#### Provided records

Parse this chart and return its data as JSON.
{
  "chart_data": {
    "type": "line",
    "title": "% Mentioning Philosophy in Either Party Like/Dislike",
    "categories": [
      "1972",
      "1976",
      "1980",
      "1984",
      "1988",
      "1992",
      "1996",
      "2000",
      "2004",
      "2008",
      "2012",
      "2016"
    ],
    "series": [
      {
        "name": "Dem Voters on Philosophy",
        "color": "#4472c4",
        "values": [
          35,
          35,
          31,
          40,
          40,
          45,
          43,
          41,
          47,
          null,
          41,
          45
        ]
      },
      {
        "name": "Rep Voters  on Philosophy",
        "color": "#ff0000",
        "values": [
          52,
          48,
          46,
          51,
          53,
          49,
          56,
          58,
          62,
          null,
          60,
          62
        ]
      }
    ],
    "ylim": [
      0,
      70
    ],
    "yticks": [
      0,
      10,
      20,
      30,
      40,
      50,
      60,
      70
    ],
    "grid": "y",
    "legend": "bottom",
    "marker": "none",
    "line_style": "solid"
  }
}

########

**Stated task**. Go through the data and return every record exactly.

**Task output**.
Parse this chart and return its data as JSON.
{
  "chart_data": {
    "type": "line",
    "title": "% Mentioning Philosophy in Either Party Like/Dislike",
    "categories": [
      "1972",
      "1976",
      "1980",
      "1984",
      "1988",
      "1992",
      "1996",
      "2000",
      "2004",
      "2008",
      "2012",
      "2016"
    ],
    "series": [
      {
        "name": "Dem Voters on Philosophy",
        "color": "#4472c4",
        "values": [
          35,
          35,
          31,
          40,
          40,
          45,
          43,
          41,
          47,
          null,
          41,
          45
        ]
      },
      {
        "name": "Rep Voters  on Philosophy",
        "color": "#ff0000",
        "values": [
          52,
          48,
          46,
          51,
          53,
          49,
          56,
          58,
          62,
          null,
          60,
          62
        ]
      }
    ],
    "ylim": [
      0,
      70
    ],
    "yticks": [
      0,
      10,
      20,
      30,
      40,
      50,
      60,
      70
    ],
    "grid": "y",
    "legend": "bottom",
    "marker": "none",
    "line_style": "solid"
  }
}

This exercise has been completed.